> WHAT THE TASK ASKS:
Search the listing for the string "wavelength" and copy every line that contains it.
§
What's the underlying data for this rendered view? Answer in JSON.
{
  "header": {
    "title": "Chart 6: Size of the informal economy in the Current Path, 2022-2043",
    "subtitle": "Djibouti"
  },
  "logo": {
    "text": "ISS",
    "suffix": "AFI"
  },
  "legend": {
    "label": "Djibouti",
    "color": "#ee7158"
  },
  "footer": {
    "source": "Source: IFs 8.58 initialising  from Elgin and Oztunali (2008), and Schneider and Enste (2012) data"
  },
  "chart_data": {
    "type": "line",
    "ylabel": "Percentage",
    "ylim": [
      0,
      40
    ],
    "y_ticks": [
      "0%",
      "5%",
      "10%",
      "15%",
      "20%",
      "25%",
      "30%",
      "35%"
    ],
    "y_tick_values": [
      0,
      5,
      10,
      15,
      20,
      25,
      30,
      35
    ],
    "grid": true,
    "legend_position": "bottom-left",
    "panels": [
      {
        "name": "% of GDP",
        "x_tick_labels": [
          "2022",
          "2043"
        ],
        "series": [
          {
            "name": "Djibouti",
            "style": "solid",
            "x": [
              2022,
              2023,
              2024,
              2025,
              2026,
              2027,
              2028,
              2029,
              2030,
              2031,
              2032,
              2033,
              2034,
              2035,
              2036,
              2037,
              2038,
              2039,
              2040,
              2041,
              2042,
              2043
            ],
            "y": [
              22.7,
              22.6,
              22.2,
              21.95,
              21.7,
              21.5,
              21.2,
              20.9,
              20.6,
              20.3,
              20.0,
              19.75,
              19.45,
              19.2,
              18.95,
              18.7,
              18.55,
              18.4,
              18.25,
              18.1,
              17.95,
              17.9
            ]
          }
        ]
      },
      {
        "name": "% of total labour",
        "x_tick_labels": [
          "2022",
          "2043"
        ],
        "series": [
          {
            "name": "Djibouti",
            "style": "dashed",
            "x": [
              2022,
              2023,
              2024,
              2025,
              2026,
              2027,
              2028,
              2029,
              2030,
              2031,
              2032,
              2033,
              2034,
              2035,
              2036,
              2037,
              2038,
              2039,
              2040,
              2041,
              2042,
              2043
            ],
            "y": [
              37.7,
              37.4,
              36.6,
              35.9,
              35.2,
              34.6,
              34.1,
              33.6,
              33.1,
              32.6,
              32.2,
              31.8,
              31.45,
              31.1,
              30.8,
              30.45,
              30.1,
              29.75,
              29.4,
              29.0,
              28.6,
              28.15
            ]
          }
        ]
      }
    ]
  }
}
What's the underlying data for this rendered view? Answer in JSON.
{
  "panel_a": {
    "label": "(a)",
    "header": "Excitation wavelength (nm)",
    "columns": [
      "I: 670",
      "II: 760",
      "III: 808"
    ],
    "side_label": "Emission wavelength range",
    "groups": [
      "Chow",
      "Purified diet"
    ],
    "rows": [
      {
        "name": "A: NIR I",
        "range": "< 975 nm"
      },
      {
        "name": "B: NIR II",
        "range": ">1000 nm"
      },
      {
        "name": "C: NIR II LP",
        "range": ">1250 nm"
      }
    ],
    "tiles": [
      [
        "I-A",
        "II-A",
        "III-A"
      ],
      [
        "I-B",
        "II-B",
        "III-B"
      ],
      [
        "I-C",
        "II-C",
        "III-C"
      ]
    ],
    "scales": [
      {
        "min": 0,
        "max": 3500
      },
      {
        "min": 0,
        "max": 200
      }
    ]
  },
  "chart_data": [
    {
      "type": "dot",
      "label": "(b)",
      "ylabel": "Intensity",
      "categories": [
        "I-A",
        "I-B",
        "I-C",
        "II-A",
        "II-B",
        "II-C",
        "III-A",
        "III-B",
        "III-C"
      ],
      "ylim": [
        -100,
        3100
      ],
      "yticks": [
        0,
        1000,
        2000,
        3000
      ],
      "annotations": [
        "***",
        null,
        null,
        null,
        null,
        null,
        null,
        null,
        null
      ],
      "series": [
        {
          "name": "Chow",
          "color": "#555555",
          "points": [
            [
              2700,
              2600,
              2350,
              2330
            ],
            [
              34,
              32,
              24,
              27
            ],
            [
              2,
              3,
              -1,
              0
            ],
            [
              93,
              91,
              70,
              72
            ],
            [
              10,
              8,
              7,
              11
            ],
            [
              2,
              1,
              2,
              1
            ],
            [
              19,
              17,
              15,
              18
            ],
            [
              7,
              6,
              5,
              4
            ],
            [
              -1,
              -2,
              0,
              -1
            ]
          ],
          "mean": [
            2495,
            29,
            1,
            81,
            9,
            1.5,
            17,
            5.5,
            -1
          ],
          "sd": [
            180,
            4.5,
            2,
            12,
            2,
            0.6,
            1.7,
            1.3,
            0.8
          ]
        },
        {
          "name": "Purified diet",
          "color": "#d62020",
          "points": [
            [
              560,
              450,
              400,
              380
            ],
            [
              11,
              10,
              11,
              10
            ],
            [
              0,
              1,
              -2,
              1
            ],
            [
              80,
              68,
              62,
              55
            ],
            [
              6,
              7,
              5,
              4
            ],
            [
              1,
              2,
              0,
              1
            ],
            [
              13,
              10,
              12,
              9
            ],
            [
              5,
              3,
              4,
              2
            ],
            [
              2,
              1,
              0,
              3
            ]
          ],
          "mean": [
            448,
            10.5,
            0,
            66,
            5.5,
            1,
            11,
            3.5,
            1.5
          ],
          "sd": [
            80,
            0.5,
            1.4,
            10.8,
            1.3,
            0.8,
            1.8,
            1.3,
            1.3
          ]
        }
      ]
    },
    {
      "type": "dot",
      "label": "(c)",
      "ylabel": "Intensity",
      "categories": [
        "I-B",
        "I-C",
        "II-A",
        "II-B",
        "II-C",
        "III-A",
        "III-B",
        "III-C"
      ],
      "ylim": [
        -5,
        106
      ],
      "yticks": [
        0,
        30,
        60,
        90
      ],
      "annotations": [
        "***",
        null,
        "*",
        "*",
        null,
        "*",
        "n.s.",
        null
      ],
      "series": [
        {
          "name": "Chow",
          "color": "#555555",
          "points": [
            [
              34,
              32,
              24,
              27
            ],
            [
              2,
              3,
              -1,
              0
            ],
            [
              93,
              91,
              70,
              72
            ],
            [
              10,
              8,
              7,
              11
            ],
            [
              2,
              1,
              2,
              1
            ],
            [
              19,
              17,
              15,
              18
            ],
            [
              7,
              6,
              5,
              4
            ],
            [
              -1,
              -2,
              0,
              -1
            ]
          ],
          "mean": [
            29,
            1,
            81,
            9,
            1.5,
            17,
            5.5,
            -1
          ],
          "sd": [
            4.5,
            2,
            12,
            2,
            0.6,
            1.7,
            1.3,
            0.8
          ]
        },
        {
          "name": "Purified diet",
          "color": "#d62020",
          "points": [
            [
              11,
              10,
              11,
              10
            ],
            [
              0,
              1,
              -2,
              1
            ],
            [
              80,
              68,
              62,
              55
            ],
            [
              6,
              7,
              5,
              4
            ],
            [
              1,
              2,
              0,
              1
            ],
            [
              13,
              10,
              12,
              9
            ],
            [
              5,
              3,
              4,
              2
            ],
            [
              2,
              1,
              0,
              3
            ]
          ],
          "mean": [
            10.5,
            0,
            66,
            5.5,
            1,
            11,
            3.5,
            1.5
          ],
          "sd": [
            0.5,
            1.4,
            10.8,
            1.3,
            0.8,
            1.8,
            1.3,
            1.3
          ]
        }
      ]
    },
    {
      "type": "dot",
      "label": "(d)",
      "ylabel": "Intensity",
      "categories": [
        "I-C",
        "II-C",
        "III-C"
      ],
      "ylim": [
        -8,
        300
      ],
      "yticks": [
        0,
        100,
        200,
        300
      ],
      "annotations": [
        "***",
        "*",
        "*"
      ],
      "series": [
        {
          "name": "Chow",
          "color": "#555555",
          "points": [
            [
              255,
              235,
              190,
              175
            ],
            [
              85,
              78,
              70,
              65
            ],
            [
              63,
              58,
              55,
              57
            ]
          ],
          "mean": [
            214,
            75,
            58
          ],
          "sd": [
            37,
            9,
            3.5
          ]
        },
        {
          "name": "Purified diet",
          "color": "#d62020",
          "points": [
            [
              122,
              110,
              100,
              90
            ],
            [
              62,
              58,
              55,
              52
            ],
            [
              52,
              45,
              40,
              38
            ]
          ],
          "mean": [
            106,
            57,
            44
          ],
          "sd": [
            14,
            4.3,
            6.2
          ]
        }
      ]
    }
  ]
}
§
> FINAL RESULT:
    "header": "Excitation wavelength (nm)",
    "side_label": "Emission wavelength range",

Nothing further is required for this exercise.